**Exercise directions**. Copy the material word for word, from its first line through the line that contains "toc-subsection-entry[interactable]: [182, 650, 618, 672]".
— start Extracted records —
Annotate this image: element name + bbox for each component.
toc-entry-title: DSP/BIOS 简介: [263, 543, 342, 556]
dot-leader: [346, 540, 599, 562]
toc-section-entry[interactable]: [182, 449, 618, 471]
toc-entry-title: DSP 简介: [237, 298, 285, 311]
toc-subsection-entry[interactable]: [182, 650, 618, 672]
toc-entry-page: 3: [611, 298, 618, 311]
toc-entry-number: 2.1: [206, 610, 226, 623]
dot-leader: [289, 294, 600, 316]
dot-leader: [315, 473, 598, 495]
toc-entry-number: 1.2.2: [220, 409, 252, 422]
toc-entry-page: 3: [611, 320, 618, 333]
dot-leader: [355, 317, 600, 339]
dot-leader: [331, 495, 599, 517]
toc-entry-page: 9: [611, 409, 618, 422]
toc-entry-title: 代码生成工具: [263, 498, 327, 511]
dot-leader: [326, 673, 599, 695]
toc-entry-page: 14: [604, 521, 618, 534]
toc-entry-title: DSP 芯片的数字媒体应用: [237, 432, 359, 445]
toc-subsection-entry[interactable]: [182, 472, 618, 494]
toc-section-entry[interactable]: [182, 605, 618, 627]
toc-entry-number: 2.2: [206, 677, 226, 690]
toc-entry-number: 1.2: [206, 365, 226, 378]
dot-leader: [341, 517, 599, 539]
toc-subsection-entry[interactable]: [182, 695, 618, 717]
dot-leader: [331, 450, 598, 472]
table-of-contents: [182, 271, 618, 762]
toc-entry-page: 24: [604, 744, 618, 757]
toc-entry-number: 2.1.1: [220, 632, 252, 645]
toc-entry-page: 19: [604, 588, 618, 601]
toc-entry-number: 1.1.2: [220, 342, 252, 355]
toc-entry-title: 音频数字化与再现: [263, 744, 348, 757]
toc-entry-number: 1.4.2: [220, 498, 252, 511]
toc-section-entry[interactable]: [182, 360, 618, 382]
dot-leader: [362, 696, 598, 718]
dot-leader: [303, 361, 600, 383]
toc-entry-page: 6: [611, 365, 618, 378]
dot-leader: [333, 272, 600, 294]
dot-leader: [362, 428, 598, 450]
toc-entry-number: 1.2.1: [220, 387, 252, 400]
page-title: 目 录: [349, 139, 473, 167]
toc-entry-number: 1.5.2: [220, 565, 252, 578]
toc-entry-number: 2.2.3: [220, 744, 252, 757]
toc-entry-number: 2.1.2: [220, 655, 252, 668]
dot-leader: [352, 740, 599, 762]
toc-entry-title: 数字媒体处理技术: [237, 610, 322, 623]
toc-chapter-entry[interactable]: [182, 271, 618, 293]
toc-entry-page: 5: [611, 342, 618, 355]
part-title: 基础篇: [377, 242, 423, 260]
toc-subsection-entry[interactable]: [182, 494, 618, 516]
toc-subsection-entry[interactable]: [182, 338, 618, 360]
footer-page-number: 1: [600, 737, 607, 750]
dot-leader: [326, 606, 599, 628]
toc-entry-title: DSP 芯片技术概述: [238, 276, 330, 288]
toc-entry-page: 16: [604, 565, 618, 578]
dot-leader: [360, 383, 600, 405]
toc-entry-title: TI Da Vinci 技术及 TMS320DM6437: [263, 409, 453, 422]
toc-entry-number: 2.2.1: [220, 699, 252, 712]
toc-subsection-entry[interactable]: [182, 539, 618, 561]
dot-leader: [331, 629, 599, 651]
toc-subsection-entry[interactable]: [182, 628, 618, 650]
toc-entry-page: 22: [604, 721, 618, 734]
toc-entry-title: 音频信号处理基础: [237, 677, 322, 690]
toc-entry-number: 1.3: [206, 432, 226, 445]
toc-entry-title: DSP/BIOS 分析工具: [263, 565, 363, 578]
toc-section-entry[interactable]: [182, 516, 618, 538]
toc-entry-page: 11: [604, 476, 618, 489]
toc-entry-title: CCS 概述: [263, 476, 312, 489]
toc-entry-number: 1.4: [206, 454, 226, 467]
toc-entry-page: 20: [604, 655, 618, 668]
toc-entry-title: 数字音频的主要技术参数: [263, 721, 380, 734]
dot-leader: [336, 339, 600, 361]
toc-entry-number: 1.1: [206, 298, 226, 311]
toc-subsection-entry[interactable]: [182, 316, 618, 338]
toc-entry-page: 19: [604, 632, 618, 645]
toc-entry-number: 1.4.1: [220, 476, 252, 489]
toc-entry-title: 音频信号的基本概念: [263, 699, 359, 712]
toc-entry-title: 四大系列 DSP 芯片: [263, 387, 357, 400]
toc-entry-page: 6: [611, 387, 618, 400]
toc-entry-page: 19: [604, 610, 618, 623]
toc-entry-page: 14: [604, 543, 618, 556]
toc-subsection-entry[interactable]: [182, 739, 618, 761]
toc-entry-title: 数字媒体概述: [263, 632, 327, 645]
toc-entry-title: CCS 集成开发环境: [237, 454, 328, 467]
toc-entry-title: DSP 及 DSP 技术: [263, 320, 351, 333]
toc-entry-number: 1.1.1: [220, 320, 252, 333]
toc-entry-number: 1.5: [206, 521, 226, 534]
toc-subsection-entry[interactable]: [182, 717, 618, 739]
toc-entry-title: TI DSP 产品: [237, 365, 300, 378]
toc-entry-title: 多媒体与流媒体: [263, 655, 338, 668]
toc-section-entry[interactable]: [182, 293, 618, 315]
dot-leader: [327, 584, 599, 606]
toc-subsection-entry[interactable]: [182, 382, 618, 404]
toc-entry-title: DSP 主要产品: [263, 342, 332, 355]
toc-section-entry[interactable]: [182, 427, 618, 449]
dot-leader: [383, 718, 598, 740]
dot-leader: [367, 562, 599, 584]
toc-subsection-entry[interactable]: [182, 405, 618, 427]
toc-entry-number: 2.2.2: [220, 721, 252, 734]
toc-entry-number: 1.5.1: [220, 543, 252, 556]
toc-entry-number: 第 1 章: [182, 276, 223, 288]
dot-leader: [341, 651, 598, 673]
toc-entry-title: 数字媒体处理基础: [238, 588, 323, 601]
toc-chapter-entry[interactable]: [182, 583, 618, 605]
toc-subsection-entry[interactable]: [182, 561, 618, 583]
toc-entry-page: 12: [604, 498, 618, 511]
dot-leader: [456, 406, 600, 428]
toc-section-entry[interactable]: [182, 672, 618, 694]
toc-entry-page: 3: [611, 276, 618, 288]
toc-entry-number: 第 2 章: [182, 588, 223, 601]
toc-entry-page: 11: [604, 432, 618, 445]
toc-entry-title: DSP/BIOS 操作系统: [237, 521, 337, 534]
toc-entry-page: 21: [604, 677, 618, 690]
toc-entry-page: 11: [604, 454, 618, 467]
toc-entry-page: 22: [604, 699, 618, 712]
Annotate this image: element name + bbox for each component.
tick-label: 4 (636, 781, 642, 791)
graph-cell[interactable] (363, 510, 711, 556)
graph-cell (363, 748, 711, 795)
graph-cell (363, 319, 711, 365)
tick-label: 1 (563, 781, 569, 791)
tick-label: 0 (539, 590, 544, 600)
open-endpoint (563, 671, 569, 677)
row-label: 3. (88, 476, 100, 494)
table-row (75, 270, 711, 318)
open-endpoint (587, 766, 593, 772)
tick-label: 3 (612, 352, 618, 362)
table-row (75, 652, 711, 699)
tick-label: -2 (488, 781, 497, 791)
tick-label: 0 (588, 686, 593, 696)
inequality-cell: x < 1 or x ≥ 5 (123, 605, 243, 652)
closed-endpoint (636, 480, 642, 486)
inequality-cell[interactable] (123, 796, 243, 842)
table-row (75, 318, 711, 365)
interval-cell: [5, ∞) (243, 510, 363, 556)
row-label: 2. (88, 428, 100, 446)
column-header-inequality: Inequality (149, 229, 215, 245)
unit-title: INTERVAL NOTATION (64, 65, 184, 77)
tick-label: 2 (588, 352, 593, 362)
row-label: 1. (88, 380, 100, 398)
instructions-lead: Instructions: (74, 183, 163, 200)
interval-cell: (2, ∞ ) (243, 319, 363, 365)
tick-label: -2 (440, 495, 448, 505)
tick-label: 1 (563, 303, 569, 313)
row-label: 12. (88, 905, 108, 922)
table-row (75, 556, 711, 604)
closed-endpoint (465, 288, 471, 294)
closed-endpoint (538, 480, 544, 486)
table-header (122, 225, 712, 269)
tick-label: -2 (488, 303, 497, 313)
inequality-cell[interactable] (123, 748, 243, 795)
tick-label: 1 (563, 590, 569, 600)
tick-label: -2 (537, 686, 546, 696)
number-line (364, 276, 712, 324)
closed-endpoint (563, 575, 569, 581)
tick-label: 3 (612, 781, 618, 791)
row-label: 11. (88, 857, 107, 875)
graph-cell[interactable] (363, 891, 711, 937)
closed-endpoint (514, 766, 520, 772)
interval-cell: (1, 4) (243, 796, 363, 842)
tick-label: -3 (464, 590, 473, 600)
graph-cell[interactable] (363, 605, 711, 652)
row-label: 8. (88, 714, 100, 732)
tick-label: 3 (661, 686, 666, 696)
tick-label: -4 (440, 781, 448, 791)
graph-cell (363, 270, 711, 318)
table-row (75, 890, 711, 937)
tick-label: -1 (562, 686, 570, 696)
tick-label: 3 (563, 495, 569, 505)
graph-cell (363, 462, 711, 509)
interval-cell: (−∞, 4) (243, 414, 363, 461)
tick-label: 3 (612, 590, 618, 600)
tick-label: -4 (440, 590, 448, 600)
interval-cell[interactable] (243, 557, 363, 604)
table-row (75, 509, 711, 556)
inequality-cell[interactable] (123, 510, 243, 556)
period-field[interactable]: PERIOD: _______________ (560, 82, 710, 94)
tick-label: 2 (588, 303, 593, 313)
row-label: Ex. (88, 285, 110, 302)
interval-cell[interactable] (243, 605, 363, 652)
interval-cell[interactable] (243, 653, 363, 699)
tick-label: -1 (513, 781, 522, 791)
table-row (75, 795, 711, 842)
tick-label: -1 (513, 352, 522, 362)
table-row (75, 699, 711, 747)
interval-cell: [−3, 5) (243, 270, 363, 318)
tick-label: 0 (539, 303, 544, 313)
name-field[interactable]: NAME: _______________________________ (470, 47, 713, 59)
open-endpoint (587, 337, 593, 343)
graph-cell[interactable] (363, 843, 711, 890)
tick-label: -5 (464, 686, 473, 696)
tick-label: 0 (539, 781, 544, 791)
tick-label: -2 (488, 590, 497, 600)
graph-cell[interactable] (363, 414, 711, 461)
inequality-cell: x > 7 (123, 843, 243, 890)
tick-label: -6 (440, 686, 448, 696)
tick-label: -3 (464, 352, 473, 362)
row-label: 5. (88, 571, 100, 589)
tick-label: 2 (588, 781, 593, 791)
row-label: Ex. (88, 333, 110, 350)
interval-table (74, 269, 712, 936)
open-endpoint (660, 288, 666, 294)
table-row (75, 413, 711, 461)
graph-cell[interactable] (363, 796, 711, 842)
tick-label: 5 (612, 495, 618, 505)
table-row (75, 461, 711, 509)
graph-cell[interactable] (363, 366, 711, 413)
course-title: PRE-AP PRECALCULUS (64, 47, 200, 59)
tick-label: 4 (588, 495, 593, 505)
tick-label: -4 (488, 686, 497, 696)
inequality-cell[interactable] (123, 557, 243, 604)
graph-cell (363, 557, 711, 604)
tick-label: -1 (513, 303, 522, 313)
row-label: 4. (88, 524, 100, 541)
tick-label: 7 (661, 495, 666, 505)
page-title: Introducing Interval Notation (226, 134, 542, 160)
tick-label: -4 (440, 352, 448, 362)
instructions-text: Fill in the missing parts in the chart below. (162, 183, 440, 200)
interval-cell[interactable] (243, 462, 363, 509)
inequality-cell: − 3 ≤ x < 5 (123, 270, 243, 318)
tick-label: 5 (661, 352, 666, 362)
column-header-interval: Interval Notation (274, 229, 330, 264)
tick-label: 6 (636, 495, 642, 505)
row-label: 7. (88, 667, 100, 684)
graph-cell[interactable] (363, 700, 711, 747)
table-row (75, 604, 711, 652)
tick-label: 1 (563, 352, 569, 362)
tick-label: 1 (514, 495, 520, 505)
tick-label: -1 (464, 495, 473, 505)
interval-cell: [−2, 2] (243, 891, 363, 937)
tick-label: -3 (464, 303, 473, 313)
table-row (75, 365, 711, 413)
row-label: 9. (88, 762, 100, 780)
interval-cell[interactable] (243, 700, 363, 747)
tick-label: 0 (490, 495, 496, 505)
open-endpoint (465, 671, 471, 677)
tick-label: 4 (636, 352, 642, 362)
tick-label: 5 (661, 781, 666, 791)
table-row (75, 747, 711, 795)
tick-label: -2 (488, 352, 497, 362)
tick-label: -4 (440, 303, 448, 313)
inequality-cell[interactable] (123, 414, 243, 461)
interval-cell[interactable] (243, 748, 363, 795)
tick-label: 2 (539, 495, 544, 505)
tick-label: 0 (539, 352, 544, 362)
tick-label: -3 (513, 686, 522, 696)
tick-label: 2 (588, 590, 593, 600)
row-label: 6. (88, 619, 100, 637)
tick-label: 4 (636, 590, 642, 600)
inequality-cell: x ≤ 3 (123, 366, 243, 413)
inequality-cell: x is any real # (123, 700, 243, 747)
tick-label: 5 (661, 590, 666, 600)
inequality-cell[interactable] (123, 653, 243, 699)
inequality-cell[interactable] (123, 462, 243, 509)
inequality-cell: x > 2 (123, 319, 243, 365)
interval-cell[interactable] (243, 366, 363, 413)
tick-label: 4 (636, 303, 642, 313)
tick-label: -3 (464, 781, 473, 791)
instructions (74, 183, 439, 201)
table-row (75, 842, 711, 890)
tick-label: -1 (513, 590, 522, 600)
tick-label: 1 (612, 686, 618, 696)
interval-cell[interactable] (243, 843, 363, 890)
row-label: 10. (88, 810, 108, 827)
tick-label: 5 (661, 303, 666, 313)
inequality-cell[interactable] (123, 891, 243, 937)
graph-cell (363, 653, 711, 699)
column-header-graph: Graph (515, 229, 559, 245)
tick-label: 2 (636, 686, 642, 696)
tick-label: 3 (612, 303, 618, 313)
— end Extracted records —
**The output**.
Annotate this image: element name + bbox for each component.
toc-entry-title: DSP/BIOS 简介: [263, 543, 342, 556]
dot-leader: [346, 540, 599, 562]
toc-section-entry[interactable]: [182, 449, 618, 471]
toc-entry-title: DSP 简介: [237, 298, 285, 311]
toc-subsection-entry[interactable]: [182, 650, 618, 672]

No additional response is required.